> Instruction
How many lines of the entries below include the word "glücklich"? Answer with the number alone.

::: Working data :::

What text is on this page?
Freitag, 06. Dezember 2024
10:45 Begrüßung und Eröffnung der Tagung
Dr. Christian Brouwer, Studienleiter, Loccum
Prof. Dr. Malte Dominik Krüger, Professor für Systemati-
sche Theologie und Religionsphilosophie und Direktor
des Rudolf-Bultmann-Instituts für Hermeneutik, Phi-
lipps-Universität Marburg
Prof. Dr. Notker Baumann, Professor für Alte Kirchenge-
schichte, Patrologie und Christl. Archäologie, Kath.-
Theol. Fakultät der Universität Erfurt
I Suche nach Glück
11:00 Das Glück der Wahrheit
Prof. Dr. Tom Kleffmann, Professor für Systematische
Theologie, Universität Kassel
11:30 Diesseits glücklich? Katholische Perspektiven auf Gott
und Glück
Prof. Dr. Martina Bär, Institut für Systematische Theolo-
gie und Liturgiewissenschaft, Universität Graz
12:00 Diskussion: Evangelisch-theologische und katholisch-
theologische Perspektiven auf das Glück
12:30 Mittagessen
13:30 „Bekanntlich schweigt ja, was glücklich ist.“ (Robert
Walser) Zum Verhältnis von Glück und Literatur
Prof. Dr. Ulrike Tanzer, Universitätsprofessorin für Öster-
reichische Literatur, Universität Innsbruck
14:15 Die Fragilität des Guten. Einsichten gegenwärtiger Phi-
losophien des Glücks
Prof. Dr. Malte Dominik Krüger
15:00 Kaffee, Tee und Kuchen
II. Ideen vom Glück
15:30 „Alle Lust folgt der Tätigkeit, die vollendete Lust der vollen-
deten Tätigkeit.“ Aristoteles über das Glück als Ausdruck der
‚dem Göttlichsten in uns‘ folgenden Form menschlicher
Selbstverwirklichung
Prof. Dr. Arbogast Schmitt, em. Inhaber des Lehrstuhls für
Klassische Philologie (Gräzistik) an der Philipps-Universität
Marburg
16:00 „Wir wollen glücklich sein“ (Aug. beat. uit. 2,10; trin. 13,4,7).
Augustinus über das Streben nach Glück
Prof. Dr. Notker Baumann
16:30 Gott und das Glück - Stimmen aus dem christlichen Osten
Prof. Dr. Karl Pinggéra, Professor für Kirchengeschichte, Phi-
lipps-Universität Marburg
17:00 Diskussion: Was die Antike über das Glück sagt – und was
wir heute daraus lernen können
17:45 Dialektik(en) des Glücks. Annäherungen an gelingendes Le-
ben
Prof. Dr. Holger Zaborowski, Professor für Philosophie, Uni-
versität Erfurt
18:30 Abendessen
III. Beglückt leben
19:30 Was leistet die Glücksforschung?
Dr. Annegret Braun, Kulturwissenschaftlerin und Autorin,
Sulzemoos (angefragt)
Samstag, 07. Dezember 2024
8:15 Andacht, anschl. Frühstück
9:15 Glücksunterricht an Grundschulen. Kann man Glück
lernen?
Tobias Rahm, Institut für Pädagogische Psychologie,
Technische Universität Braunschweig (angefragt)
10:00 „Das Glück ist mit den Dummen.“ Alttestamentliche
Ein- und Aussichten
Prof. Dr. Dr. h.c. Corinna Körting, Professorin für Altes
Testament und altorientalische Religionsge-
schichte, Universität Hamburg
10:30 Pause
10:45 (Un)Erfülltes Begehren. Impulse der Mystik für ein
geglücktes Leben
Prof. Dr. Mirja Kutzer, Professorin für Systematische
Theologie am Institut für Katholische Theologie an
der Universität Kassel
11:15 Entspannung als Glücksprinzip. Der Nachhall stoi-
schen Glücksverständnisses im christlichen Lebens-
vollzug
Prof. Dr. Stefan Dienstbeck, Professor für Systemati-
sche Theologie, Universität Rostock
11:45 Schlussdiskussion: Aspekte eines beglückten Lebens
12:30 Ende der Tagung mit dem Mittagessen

:::

> Completed exercise
3